Records about charts and figures:
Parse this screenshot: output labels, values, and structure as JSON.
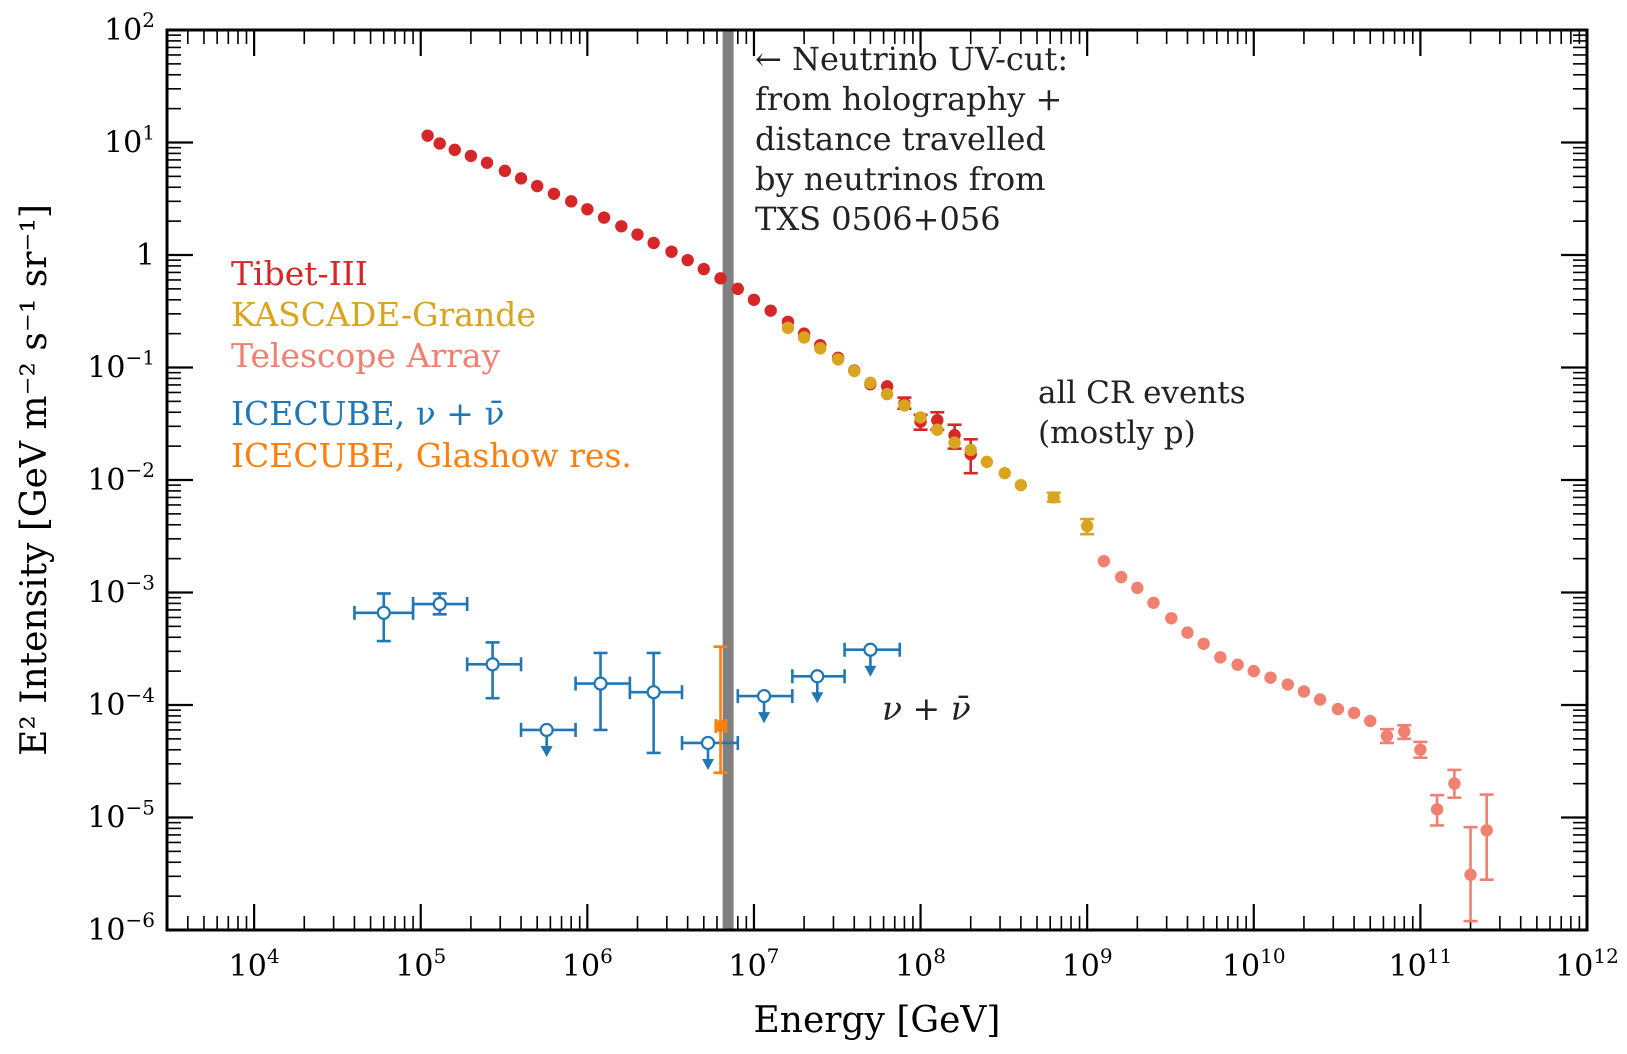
{
  "chart_data": {
    "type": "scatter",
    "title": "",
    "xlabel": "Energy [GeV]",
    "ylabel": "E² Intensity [GeV m⁻² s⁻¹ sr⁻¹]",
    "xscale": "log",
    "yscale": "log",
    "xlim": [
      3000,
      1000000000000
    ],
    "ylim": [
      1e-06,
      100
    ],
    "x_ticks": [
      {
        "value": 10000,
        "base": "10",
        "exp": "4"
      },
      {
        "value": 100000,
        "base": "10",
        "exp": "5"
      },
      {
        "value": 1000000,
        "base": "10",
        "exp": "6"
      },
      {
        "value": 10000000,
        "base": "10",
        "exp": "7"
      },
      {
        "value": 100000000,
        "base": "10",
        "exp": "8"
      },
      {
        "value": 1000000000,
        "base": "10",
        "exp": "9"
      },
      {
        "value": 10000000000,
        "base": "10",
        "exp": "10"
      },
      {
        "value": 100000000000,
        "base": "10",
        "exp": "11"
      },
      {
        "value": 1000000000000,
        "base": "10",
        "exp": "12"
      }
    ],
    "y_ticks": [
      {
        "value": 100,
        "base": "10",
        "exp": "2"
      },
      {
        "value": 10,
        "base": "10",
        "exp": "1"
      },
      {
        "value": 1,
        "base": "1",
        "exp": ""
      },
      {
        "value": 0.1,
        "base": "10",
        "exp": "−1"
      },
      {
        "value": 0.01,
        "base": "10",
        "exp": "−2"
      },
      {
        "value": 0.001,
        "base": "10",
        "exp": "−3"
      },
      {
        "value": 0.0001,
        "base": "10",
        "exp": "−4"
      },
      {
        "value": 1e-05,
        "base": "10",
        "exp": "−5"
      },
      {
        "value": 1e-06,
        "base": "10",
        "exp": "−6"
      }
    ],
    "vertical_line": {
      "x": 7000000,
      "color": "#808080"
    },
    "series": [
      {
        "name": "Tibet-III",
        "color": "#d62728",
        "marker": "filled",
        "points": [
          {
            "x": 110000,
            "y": 11.5
          },
          {
            "x": 130000,
            "y": 9.8
          },
          {
            "x": 160000,
            "y": 8.6
          },
          {
            "x": 200000,
            "y": 7.6
          },
          {
            "x": 250000,
            "y": 6.6
          },
          {
            "x": 320000,
            "y": 5.6
          },
          {
            "x": 400000,
            "y": 4.8
          },
          {
            "x": 500000,
            "y": 4.1
          },
          {
            "x": 630000,
            "y": 3.5
          },
          {
            "x": 800000,
            "y": 3.0
          },
          {
            "x": 1000000,
            "y": 2.55
          },
          {
            "x": 1260000,
            "y": 2.15
          },
          {
            "x": 1600000,
            "y": 1.8
          },
          {
            "x": 2000000,
            "y": 1.52
          },
          {
            "x": 2500000,
            "y": 1.28
          },
          {
            "x": 3200000,
            "y": 1.07
          },
          {
            "x": 4000000,
            "y": 0.9
          },
          {
            "x": 5000000,
            "y": 0.75
          },
          {
            "x": 6300000,
            "y": 0.62
          },
          {
            "x": 8000000,
            "y": 0.5
          },
          {
            "x": 10000000,
            "y": 0.4
          },
          {
            "x": 12600000,
            "y": 0.32
          },
          {
            "x": 16000000,
            "y": 0.255
          },
          {
            "x": 20000000,
            "y": 0.2
          },
          {
            "x": 25000000,
            "y": 0.158
          },
          {
            "x": 32000000,
            "y": 0.122
          },
          {
            "x": 40000000,
            "y": 0.094
          },
          {
            "x": 50000000,
            "y": 0.071
          },
          {
            "x": 63000000,
            "y": 0.068
          },
          {
            "x": 80000000,
            "y": 0.048,
            "yerr": [
              0.043,
              0.054
            ]
          },
          {
            "x": 100000000,
            "y": 0.033,
            "yerr": [
              0.028,
              0.038
            ]
          },
          {
            "x": 126000000,
            "y": 0.034,
            "yerr": [
              0.028,
              0.04
            ]
          },
          {
            "x": 160000000,
            "y": 0.025,
            "yerr": [
              0.019,
              0.031
            ]
          },
          {
            "x": 200000000,
            "y": 0.017,
            "yerr": [
              0.0115,
              0.023
            ]
          }
        ]
      },
      {
        "name": "KASCADE-Grande",
        "color": "#d9a520",
        "marker": "filled",
        "points": [
          {
            "x": 16000000,
            "y": 0.225
          },
          {
            "x": 20000000,
            "y": 0.185
          },
          {
            "x": 25000000,
            "y": 0.148
          },
          {
            "x": 32000000,
            "y": 0.118
          },
          {
            "x": 40000000,
            "y": 0.093
          },
          {
            "x": 50000000,
            "y": 0.073
          },
          {
            "x": 63000000,
            "y": 0.058
          },
          {
            "x": 80000000,
            "y": 0.046
          },
          {
            "x": 100000000,
            "y": 0.036
          },
          {
            "x": 126000000,
            "y": 0.028
          },
          {
            "x": 160000000,
            "y": 0.0215
          },
          {
            "x": 200000000,
            "y": 0.0185
          },
          {
            "x": 250000000,
            "y": 0.0145
          },
          {
            "x": 320000000,
            "y": 0.0115
          },
          {
            "x": 400000000,
            "y": 0.009
          },
          {
            "x": 630000000,
            "y": 0.007,
            "yerr": [
              0.0064,
              0.0077
            ]
          },
          {
            "x": 1000000000,
            "y": 0.0039,
            "yerr": [
              0.0033,
              0.0045
            ]
          }
        ]
      },
      {
        "name": "Telescope Array",
        "color": "#f08070",
        "marker": "filled",
        "points": [
          {
            "x": 1260000000,
            "y": 0.0019
          },
          {
            "x": 1600000000,
            "y": 0.00137
          },
          {
            "x": 2000000000,
            "y": 0.0011
          },
          {
            "x": 2500000000,
            "y": 0.00081
          },
          {
            "x": 3200000000,
            "y": 0.00059
          },
          {
            "x": 4000000000,
            "y": 0.00044
          },
          {
            "x": 5000000000,
            "y": 0.00035
          },
          {
            "x": 6300000000,
            "y": 0.000265
          },
          {
            "x": 8000000000,
            "y": 0.000228
          },
          {
            "x": 10000000000,
            "y": 0.0002
          },
          {
            "x": 12600000000,
            "y": 0.000175
          },
          {
            "x": 16000000000,
            "y": 0.000152
          },
          {
            "x": 20000000000,
            "y": 0.000132
          },
          {
            "x": 25000000000,
            "y": 0.000112
          },
          {
            "x": 32000000000,
            "y": 9.2e-05
          },
          {
            "x": 40000000000,
            "y": 8.5e-05
          },
          {
            "x": 50000000000,
            "y": 7.2e-05
          },
          {
            "x": 63000000000,
            "y": 5.3e-05,
            "yerr": [
              4.6e-05,
              6.1e-05
            ]
          },
          {
            "x": 80000000000,
            "y": 5.8e-05,
            "yerr": [
              5e-05,
              6.6e-05
            ]
          },
          {
            "x": 100000000000,
            "y": 4e-05,
            "yerr": [
              3.4e-05,
              4.7e-05
            ]
          },
          {
            "x": 126000000000,
            "y": 1.18e-05,
            "yerr": [
              8.5e-06,
              1.58e-05
            ]
          },
          {
            "x": 160000000000,
            "y": 2e-05,
            "yerr": [
              1.5e-05,
              2.65e-05
            ]
          },
          {
            "x": 200000000000,
            "y": 3.1e-06,
            "yerr": [
              1.2e-06,
              8.2e-06
            ]
          },
          {
            "x": 250000000000,
            "y": 7.7e-06,
            "yerr": [
              2.8e-06,
              1.6e-05
            ]
          }
        ]
      },
      {
        "name": "ICECUBE, ν + ν̄",
        "color": "#1f77b4",
        "marker": "open",
        "points": [
          {
            "x": 60000,
            "y": 0.00066,
            "xerr": [
              40000,
              90000
            ],
            "yerr": [
              0.00037,
              0.00098
            ]
          },
          {
            "x": 130000,
            "y": 0.00079,
            "xerr": [
              90000,
              190000
            ],
            "yerr": [
              0.00064,
              0.00098
            ]
          },
          {
            "x": 270000,
            "y": 0.00023,
            "xerr": [
              190000,
              400000
            ],
            "yerr": [
              0.000115,
              0.00036
            ]
          },
          {
            "x": 570000,
            "y": 6e-05,
            "xerr": [
              400000,
              850000
            ],
            "upper_limit": true
          },
          {
            "x": 1200000,
            "y": 0.000155,
            "xerr": [
              850000,
              1800000
            ],
            "yerr": [
              6e-05,
              0.00029
            ]
          },
          {
            "x": 2500000,
            "y": 0.00013,
            "xerr": [
              1800000,
              3700000
            ],
            "yerr": [
              3.75e-05,
              0.00029
            ]
          },
          {
            "x": 5300000,
            "y": 4.6e-05,
            "xerr": [
              3700000,
              8000000
            ],
            "upper_limit": true
          },
          {
            "x": 11500000,
            "y": 0.00012,
            "xerr": [
              8000000,
              17000000
            ],
            "upper_limit": true
          },
          {
            "x": 24000000,
            "y": 0.00018,
            "xerr": [
              17000000,
              35000000
            ],
            "upper_limit": true
          },
          {
            "x": 50000000,
            "y": 0.00031,
            "xerr": [
              35000000,
              75000000
            ],
            "upper_limit": true
          }
        ]
      },
      {
        "name": "ICECUBE, Glashow res.",
        "color": "#ff7f0e",
        "marker": "filled",
        "points": [
          {
            "x": 6300000,
            "y": 6.5e-05,
            "xerr": [
              5900000,
              6800000
            ],
            "yerr": [
              2.5e-05,
              0.00033
            ]
          }
        ]
      }
    ],
    "legend": {
      "position": "left-center",
      "entries": [
        {
          "label": "Tibet-III",
          "color": "#d62728"
        },
        {
          "label": "KASCADE-Grande",
          "color": "#d9a520"
        },
        {
          "label": "Telescope Array",
          "color": "#f08070"
        },
        {
          "label": "ICECUBE, ν + ν̄",
          "color": "#1f77b4"
        },
        {
          "label": "ICECUBE, Glashow res.",
          "color": "#ff7f0e"
        }
      ]
    },
    "annotations": {
      "uv_cut": [
        "← Neutrino UV-cut:",
        "from holography +",
        "distance travelled",
        "by neutrinos from",
        "TXS 0506+056"
      ],
      "cr": [
        "all CR events",
        "(mostly p)"
      ],
      "nu": "ν + ν̄"
    }
  }
}
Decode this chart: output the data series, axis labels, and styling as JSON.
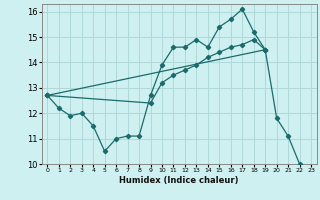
{
  "xlabel": "Humidex (Indice chaleur)",
  "bg_color": "#cff0f0",
  "grid_color": "#b0d8d8",
  "line_color": "#1a6b6b",
  "xlim": [
    -0.5,
    23.5
  ],
  "ylim": [
    10,
    16.3
  ],
  "yticks": [
    10,
    11,
    12,
    13,
    14,
    15,
    16
  ],
  "xticks": [
    0,
    1,
    2,
    3,
    4,
    5,
    6,
    7,
    8,
    9,
    10,
    11,
    12,
    13,
    14,
    15,
    16,
    17,
    18,
    19,
    20,
    21,
    22,
    23
  ],
  "line1_x": [
    0,
    1,
    2,
    3,
    4,
    5,
    6,
    7,
    8,
    9,
    10,
    11,
    12,
    13,
    14,
    15,
    16,
    17,
    18,
    19,
    20,
    21,
    22
  ],
  "line1_y": [
    12.7,
    12.2,
    11.9,
    12.0,
    11.5,
    10.5,
    11.0,
    11.1,
    11.1,
    12.7,
    13.9,
    14.6,
    14.6,
    14.9,
    14.6,
    15.4,
    15.7,
    16.1,
    15.2,
    14.5,
    11.8,
    11.1,
    10.0
  ],
  "line2_x": [
    0,
    19
  ],
  "line2_y": [
    12.7,
    14.5
  ],
  "line3_x": [
    0,
    9,
    10,
    11,
    12,
    13,
    14,
    15,
    16,
    17,
    18,
    19
  ],
  "line3_y": [
    12.7,
    12.4,
    13.2,
    13.5,
    13.7,
    13.9,
    14.2,
    14.4,
    14.6,
    14.7,
    14.9,
    14.5
  ]
}
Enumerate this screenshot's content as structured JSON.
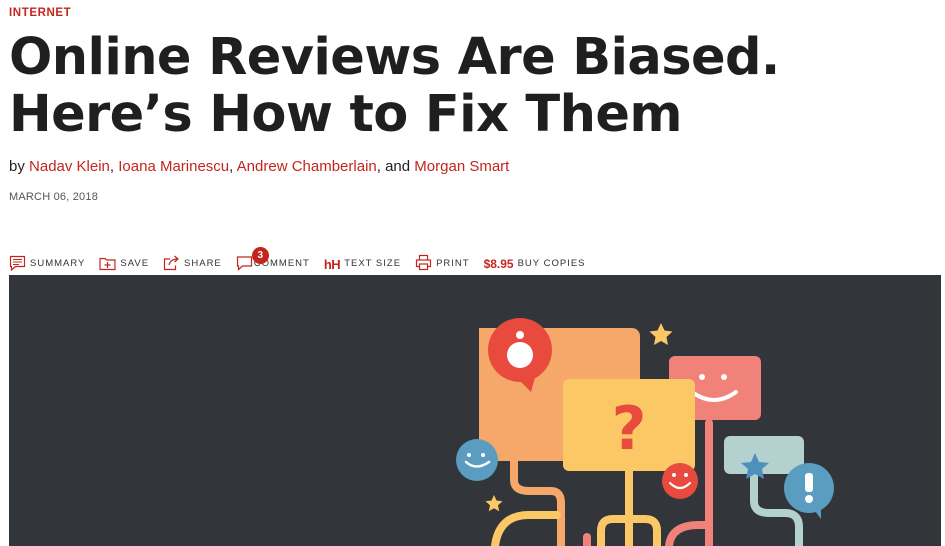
{
  "category": "INTERNET",
  "article": {
    "title": "Online Reviews Are Biased. Here’s How to Fix Them",
    "byline": {
      "prefix": "by",
      "authors": [
        "Nadav Klein",
        "Ioana Marinescu",
        "Andrew Chamberlain",
        "Morgan Smart"
      ],
      "sep1": ",",
      "sep2": ",",
      "sep3": ", and"
    },
    "date": "MARCH 06, 2018"
  },
  "toolbar": {
    "summary": "SUMMARY",
    "save": "SAVE",
    "share": "SHARE",
    "comment": "COMMENT",
    "comment_count": "3",
    "text_size_icon": "hH",
    "text_size": "TEXT SIZE",
    "print": "PRINT",
    "price": "$8.95",
    "buy": "BUY COPIES"
  },
  "hero": {
    "image": "online-reviews-illustration",
    "question_mark": "?"
  },
  "icons": {
    "summary": "summary-icon",
    "save": "save-icon",
    "share": "share-icon",
    "comment": "comment-icon",
    "text_size": "text-size-icon",
    "print": "print-icon"
  },
  "colors": {
    "accent": "#c4261e",
    "hero_background": "#32363b",
    "bubble_orange": "#f6a86a",
    "bubble_yellow": "#fcc866",
    "bubble_pink": "#f0827a",
    "bubble_teal": "#b4d1cf",
    "circle_red": "#e84a3d",
    "circle_blue": "#5b9dc0",
    "star_blue": "#4c91bc"
  }
}
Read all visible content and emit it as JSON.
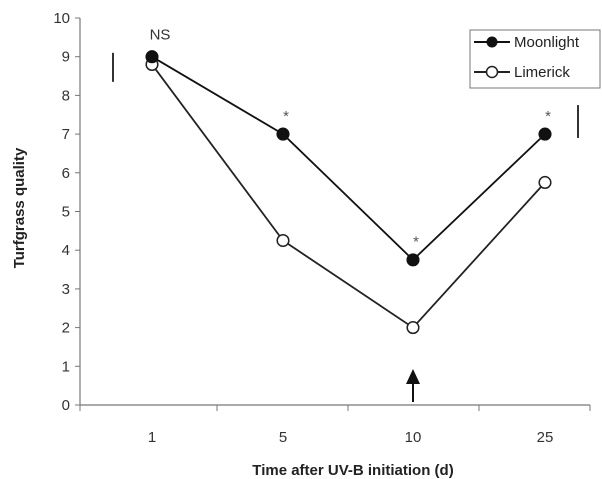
{
  "chart_data": {
    "type": "line",
    "title": "",
    "xlabel": "Time after UV-B initiation (d)",
    "ylabel": "Turfgrass quality",
    "categories": [
      "1",
      "5",
      "10",
      "25"
    ],
    "ylim": [
      0,
      10
    ],
    "yticks": [
      "0",
      "1",
      "2",
      "3",
      "4",
      "5",
      "6",
      "7",
      "8",
      "9",
      "10"
    ],
    "series": [
      {
        "name": "Moonlight",
        "marker": "filled-circle",
        "values": [
          9.0,
          7.0,
          3.75,
          7.0
        ]
      },
      {
        "name": "Limerick",
        "marker": "open-circle",
        "values": [
          8.8,
          4.25,
          2.0,
          5.75
        ]
      }
    ],
    "annotations": [
      {
        "text": "NS",
        "category": "1",
        "y": 9.45
      },
      {
        "text": "*",
        "category": "5",
        "y": 7.55
      },
      {
        "text": "*",
        "category": "10",
        "y": 4.3
      },
      {
        "text": "*",
        "category": "25",
        "y": 7.55
      }
    ],
    "error_bars": [
      {
        "position": "left",
        "y_low": 8.35,
        "y_high": 9.1
      },
      {
        "position": "right",
        "y_low": 6.9,
        "y_high": 7.75
      }
    ],
    "arrow_at_category": "10",
    "legend": {
      "placement": "top-right"
    },
    "grid": false,
    "colors": {
      "moonlight": "#111111",
      "limerick": "#222222",
      "axis": "#777777",
      "text": "#333333"
    }
  }
}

Work to be completed> Copy each line above containing the string "axis".

Answer to the exercise>
Decode this chart: output the data series, axis labels, and styling as JSON.
      "axis": "#777777",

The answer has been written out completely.